EXERCISE DETAILS - Edit the lines from the one containing "output each element" through the one containing "section-title-hanja: 한자 사전", inclusive, so that "section-divider" becomes "section-separator" and nothing else changes. Return only those lines.

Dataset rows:
▼

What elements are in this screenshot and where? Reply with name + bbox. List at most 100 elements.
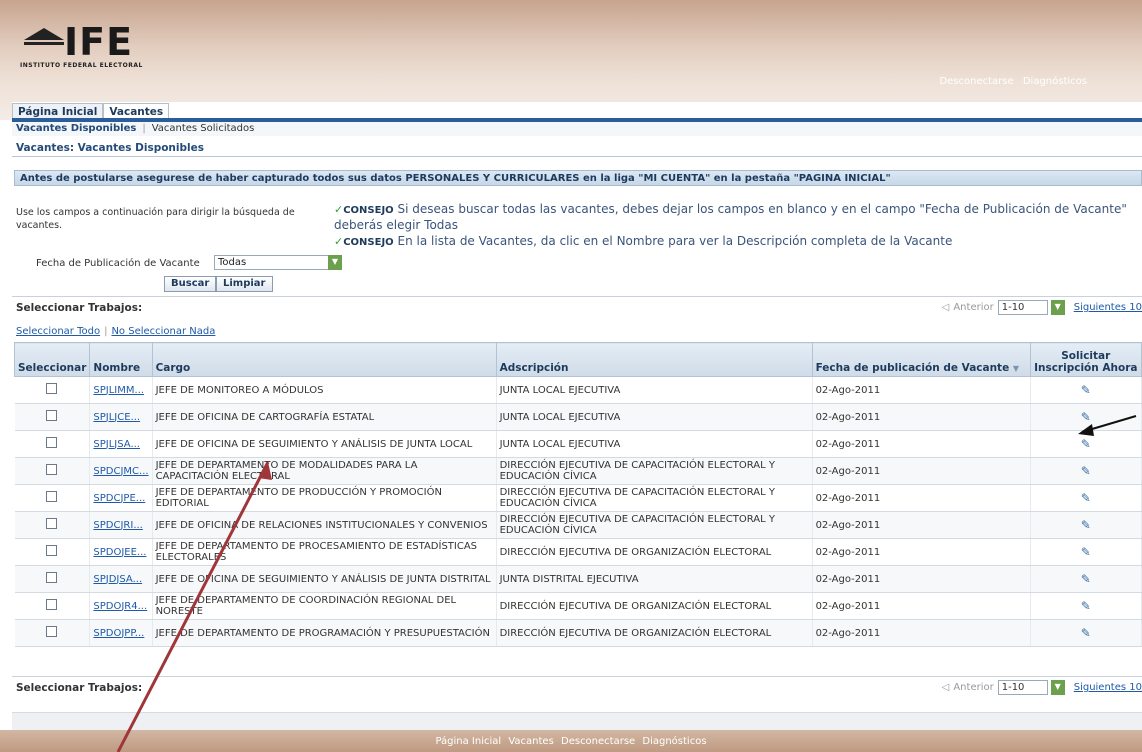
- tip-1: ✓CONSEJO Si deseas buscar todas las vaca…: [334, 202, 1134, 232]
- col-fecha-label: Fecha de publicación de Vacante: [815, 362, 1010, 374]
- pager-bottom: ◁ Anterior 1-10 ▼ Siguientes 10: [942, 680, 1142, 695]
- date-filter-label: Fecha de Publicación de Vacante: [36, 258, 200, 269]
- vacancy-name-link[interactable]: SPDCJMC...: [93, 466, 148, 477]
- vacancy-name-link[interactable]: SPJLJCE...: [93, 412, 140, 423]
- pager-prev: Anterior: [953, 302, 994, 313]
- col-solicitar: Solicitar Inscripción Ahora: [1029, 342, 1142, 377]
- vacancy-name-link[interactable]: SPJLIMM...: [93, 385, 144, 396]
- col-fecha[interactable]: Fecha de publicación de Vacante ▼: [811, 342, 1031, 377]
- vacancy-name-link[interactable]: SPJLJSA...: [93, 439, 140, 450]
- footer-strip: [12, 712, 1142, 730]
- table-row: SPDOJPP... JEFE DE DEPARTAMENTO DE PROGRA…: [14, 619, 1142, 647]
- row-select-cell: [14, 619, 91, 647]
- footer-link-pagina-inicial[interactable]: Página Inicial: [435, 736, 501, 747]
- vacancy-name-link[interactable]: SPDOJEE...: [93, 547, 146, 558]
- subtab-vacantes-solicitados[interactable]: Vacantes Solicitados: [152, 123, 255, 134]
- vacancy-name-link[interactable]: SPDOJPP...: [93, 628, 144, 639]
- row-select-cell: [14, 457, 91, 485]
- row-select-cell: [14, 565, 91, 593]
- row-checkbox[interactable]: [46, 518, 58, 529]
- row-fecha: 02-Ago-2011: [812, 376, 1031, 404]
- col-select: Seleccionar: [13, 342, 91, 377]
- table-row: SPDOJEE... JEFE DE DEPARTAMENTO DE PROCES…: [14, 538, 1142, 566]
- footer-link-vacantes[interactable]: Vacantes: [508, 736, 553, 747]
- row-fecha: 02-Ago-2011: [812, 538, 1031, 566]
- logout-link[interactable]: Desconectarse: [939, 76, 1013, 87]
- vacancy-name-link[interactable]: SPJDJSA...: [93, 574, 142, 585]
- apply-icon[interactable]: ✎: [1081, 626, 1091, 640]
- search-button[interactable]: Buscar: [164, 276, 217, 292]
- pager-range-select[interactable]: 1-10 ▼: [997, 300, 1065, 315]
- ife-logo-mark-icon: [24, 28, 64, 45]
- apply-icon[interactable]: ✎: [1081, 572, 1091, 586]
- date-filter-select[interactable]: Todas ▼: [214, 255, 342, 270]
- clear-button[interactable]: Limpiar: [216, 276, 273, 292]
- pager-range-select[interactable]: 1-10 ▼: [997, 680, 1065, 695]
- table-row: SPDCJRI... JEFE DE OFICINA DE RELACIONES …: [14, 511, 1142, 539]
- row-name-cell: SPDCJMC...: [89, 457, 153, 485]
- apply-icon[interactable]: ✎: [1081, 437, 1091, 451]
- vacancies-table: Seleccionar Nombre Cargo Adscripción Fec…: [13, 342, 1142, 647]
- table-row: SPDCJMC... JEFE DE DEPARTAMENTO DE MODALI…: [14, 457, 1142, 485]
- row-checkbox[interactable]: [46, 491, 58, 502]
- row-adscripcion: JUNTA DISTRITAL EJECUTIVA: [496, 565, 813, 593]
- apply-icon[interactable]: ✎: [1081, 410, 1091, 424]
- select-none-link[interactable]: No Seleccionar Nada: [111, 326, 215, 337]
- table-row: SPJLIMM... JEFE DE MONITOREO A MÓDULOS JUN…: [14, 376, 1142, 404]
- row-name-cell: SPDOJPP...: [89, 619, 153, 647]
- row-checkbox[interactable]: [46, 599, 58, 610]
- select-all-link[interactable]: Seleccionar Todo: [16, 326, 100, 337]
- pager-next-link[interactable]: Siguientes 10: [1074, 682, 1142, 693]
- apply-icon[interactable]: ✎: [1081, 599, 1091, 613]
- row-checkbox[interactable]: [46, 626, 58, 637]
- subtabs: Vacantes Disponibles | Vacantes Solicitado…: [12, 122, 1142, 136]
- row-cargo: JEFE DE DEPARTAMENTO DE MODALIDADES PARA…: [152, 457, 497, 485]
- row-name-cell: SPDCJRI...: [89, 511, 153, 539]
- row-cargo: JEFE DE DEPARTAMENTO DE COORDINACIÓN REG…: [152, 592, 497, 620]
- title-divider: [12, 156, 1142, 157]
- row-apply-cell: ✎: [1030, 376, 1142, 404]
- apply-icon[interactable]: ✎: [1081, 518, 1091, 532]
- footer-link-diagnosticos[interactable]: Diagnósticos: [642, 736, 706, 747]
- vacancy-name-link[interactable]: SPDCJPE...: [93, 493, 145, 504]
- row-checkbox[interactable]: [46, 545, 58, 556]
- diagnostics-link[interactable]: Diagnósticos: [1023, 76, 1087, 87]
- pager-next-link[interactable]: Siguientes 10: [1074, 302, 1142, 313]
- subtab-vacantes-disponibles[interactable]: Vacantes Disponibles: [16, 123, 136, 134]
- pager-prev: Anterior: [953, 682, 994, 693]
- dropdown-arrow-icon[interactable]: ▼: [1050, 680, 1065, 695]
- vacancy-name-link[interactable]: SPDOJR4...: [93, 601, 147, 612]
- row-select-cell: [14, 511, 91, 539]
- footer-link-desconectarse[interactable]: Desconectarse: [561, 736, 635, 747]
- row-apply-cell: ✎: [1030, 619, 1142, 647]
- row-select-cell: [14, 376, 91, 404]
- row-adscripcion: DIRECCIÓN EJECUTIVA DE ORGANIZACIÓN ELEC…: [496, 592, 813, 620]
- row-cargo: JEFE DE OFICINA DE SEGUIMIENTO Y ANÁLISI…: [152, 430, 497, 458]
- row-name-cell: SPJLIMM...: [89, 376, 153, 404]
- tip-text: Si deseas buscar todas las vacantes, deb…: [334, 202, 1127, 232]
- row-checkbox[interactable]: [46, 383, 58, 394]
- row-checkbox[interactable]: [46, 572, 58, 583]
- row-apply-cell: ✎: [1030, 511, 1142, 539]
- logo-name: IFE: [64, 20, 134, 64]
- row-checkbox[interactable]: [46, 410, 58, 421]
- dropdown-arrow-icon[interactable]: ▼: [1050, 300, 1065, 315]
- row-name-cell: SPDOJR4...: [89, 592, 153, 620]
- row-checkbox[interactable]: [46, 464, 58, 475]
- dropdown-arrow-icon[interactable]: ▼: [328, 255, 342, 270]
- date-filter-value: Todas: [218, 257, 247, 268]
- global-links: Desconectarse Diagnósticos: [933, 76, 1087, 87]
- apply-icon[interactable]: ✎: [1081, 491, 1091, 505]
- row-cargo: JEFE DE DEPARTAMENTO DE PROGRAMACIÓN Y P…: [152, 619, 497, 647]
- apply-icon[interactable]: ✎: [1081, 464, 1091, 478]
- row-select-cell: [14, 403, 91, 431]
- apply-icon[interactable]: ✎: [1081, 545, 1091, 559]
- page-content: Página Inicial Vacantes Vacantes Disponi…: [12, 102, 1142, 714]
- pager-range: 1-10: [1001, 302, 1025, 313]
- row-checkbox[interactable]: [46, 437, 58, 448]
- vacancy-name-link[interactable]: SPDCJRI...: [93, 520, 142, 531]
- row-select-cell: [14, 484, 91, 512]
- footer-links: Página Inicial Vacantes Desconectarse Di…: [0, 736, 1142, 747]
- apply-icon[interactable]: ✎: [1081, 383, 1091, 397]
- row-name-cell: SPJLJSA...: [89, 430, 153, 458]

▲
▼

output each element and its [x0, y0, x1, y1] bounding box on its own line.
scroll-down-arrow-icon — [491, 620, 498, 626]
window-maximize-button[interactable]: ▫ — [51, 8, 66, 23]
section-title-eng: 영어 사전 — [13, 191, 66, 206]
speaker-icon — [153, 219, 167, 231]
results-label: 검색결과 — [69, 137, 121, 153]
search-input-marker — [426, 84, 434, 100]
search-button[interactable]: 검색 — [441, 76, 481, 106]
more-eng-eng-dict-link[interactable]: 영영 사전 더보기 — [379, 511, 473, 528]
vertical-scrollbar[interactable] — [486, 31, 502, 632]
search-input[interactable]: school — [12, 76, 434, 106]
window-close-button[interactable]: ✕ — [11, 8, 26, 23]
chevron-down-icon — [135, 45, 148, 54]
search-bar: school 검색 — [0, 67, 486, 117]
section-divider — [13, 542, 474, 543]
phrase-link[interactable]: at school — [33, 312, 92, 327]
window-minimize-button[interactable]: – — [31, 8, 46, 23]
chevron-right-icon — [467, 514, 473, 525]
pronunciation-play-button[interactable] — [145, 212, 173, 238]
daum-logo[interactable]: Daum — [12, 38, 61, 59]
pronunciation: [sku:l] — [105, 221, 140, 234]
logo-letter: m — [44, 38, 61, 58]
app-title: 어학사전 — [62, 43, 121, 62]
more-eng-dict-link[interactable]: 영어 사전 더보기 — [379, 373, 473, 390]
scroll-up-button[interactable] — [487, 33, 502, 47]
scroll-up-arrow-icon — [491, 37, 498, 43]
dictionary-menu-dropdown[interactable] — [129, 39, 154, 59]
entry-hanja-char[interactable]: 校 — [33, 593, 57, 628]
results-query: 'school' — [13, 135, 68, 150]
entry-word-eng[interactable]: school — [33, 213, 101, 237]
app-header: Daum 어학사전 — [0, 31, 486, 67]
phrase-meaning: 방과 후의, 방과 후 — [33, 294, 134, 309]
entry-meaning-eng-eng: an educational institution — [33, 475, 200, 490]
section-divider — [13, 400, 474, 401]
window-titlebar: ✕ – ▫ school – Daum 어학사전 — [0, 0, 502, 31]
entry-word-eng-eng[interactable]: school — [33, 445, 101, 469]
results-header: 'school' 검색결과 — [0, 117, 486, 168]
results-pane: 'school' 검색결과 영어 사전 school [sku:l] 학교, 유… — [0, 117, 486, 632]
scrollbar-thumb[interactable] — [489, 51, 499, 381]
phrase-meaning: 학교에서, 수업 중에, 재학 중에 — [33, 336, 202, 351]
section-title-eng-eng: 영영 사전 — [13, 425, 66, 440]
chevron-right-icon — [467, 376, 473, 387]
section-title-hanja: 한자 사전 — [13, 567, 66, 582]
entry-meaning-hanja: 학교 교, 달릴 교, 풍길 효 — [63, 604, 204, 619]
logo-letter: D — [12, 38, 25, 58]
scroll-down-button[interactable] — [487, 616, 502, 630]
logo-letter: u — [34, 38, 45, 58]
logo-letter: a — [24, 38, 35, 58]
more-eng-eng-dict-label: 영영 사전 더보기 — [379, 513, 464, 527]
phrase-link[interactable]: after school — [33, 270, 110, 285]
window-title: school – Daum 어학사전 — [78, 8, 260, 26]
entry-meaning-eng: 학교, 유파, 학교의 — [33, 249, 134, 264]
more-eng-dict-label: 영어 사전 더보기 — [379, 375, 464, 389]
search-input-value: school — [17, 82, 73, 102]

▲

REPLY TO THE TASK -
output each element and its [x0, y0, x1, y1] bounding box on its own line.
scroll-down-arrow-icon — [491, 620, 498, 626]
window-maximize-button[interactable]: ▫ — [51, 8, 66, 23]
section-title-eng: 영어 사전 — [13, 191, 66, 206]
speaker-icon — [153, 219, 167, 231]
results-label: 검색결과 — [69, 137, 121, 153]
search-input-marker — [426, 84, 434, 100]
search-button[interactable]: 검색 — [441, 76, 481, 106]
more-eng-eng-dict-link[interactable]: 영영 사전 더보기 — [379, 511, 473, 528]
vertical-scrollbar[interactable] — [486, 31, 502, 632]
search-input[interactable]: school — [12, 76, 434, 106]
window-close-button[interactable]: ✕ — [11, 8, 26, 23]
chevron-down-icon — [135, 45, 148, 54]
search-bar: school 검색 — [0, 67, 486, 117]
section-separator — [13, 542, 474, 543]
phrase-link[interactable]: at school — [33, 312, 92, 327]
window-minimize-button[interactable]: – — [31, 8, 46, 23]
chevron-right-icon — [467, 514, 473, 525]
pronunciation-play-button[interactable] — [145, 212, 173, 238]
daum-logo[interactable]: Daum — [12, 38, 61, 59]
pronunciation: [sku:l] — [105, 221, 140, 234]
logo-letter: m — [44, 38, 61, 58]
app-title: 어학사전 — [62, 43, 121, 62]
more-eng-dict-link[interactable]: 영어 사전 더보기 — [379, 373, 473, 390]
scroll-up-button[interactable] — [487, 33, 502, 47]
scroll-up-arrow-icon — [491, 37, 498, 43]
dictionary-menu-dropdown[interactable] — [129, 39, 154, 59]
entry-hanja-char[interactable]: 校 — [33, 593, 57, 628]
results-query: 'school' — [13, 135, 68, 150]
entry-word-eng[interactable]: school — [33, 213, 101, 237]
app-header: Daum 어학사전 — [0, 31, 486, 67]
phrase-meaning: 방과 후의, 방과 후 — [33, 294, 134, 309]
entry-meaning-eng-eng: an educational institution — [33, 475, 200, 490]
section-separator — [13, 400, 474, 401]
window-titlebar: ✕ – ▫ school – Daum 어학사전 — [0, 0, 502, 31]
entry-word-eng-eng[interactable]: school — [33, 445, 101, 469]
results-header: 'school' 검색결과 — [0, 117, 486, 168]
results-pane: 'school' 검색결과 영어 사전 school [sku:l] 학교, 유… — [0, 117, 486, 632]
scrollbar-thumb[interactable] — [489, 51, 499, 381]
phrase-meaning: 학교에서, 수업 중에, 재학 중에 — [33, 336, 202, 351]
section-title-eng-eng: 영영 사전 — [13, 425, 66, 440]
chevron-right-icon — [467, 376, 473, 387]
section-title-hanja: 한자 사전 — [13, 567, 66, 582]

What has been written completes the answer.